Michael Anseeuw comprend cette frustration mais rappelle que tout le monde n’apprécierait pas un tel service. “De nombreux clients n’accepteraient pas que nous leur proposions une réservation d’hôtel après leur virement pour un billet d’avion. Pourtant, c’est le type de service vers lequel nous devons tendre même si, en fin de compte, le client décidera toujours de la façon dont nous pourrons utiliser ses données.”
“Si BNP Paribas Fortis fournit un système intelligent qui améliore l’information des clients, beaucoup s’en indigneront”, reconnaît Peter Hinssen. Certes, ces réactions auraient un léger parfum d’hypocrisie: “Si Google lançait exactement le même service, ces mêmes personnes se demanderaient pourquoi les banques n’y ont pas pensé!”
Banquiers ‘volants’
“Le client est désormais à la manoeuvre, c’est pourquoi nous devons inverser le modèle”, estime Michael Anseeuw. “En tant que banque, nous devons aller vers le client.” Une expression à prendre au sens littéral: BNP Paribas Fortis lancera bientôt un projet pilote dans le cadre duquel des banquiers ‘volants’ se rendront chez des clients pour des services qu’ils ne peuvent régler en ligne ou sur un appareil mobile. “Le banquier ‘volant’ idéal est une personne à laquelle vous pouvez vous adresser via une application, quels que soient l’endroit où vous trouvez, le moment, ou le sujet que souhaitez aborder, à midi sur votre lieu de travail ou le matin, chez vous”, précise Michael Anseeuw. “Le banquier est beaucoup plus important que le bâtiment dans lequel il travaille. Je préfère voir des banquiers qui se déplacent pour aider nos clients que des personnes assises à l’agence en train de les attendre.”
Trouvaille géniale
La discussion aborde ainsi un aspect important: les acteurs du secteur technologique marchent de plus en plus souvent sur les plates-bandes des banques. Michael Anseeuw cite l’exemple de la plateforme PayPal, qui utilise l’infrastructure de paiement des banques en y ajoutant une dimension technologique. Parfois, ces acteurs se profilent en authentiques rivaux des banques, voire se concurrencent les uns les autres.
“En Chine, la super application WeChat présente un mécanisme de paiement comparable à PayPal mais il y est greffée, trouvaille géniale, une branche d’assurance”, illustre Peter Hinssen. “Si vous achetez un vélo, par exemple, vous avez immédiatement la possibilité de l’assurer contre le vol. Grâce à ce service, We-Chat est devenue la troisième compagnie d’assurances de Chine et, ce, en étant uniquement active sur le marché mobile!” “Ces entreprises qui ajoutent une dimension bancaire à leur plateforme technologique pourraient, à l’avenir, se poser en concurrentes des banques”, reconnaît Michael Anseeuw.
• • • • •
Énoncé:
D'après le document source, quel rang WeChat occupe-t-elle parmi les compagnies d'assurances de Chine ?
• • • • •
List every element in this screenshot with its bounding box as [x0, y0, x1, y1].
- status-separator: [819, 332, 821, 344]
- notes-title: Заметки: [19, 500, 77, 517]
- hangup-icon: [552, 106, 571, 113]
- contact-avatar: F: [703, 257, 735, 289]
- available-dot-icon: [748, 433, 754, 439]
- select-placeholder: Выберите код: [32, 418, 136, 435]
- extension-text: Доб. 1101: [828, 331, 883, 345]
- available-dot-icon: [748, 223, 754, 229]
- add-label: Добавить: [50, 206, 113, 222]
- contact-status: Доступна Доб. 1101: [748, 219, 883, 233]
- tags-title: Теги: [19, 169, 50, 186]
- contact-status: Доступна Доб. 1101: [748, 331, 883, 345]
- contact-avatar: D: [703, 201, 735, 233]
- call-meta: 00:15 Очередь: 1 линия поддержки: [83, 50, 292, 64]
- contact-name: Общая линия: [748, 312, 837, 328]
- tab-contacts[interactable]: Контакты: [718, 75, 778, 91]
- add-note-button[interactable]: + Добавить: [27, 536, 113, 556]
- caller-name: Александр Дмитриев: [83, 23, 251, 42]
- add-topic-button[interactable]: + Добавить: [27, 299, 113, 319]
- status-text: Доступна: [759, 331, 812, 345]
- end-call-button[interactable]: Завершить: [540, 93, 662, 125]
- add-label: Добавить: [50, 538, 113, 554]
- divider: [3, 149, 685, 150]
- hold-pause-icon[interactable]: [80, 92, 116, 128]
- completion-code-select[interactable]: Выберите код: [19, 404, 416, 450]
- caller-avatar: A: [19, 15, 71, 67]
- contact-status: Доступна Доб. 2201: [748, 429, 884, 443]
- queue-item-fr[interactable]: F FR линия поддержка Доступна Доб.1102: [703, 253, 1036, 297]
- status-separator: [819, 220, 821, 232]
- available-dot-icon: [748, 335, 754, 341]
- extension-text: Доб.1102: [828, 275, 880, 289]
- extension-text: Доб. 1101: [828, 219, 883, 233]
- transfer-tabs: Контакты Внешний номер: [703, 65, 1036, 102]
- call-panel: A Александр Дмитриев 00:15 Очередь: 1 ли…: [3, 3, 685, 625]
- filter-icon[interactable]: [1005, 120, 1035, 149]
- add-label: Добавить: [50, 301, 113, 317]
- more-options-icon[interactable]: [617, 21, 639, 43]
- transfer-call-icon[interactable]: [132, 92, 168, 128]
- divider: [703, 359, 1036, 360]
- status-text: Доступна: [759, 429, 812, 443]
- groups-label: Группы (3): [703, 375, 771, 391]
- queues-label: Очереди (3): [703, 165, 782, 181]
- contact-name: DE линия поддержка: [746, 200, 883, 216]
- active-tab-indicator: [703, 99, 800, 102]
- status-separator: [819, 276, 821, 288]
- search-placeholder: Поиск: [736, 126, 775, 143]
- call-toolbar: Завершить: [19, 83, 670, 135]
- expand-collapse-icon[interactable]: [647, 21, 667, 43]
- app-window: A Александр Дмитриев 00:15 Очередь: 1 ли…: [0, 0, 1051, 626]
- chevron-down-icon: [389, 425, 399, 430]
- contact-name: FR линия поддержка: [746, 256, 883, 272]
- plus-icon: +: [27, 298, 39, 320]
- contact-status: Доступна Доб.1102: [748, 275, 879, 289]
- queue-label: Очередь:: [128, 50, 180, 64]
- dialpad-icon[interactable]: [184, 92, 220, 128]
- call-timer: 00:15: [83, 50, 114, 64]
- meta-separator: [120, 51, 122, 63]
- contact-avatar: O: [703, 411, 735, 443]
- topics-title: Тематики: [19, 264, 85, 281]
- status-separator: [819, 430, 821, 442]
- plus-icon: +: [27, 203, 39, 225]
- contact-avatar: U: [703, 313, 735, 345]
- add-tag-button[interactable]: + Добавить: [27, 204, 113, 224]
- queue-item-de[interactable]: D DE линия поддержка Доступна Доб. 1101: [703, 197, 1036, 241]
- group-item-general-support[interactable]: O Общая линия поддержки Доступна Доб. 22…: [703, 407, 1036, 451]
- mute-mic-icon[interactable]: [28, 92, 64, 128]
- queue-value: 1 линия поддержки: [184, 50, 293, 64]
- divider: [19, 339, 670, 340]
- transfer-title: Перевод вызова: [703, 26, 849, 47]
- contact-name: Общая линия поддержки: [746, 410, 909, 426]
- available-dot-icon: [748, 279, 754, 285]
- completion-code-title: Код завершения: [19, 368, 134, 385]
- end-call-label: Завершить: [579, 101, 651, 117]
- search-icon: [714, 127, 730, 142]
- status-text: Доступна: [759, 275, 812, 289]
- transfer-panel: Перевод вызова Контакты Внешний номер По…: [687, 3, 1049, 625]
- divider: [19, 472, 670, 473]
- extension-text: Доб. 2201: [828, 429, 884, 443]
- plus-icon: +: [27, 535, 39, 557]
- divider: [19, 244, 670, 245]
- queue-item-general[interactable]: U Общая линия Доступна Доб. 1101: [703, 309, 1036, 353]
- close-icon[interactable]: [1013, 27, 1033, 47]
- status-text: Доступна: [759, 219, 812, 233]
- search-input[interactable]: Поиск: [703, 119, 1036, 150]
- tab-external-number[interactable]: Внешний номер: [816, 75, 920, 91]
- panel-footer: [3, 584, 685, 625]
• • • • •
Réponse:
Elle est la troisième compagnie d'assurances de Chine.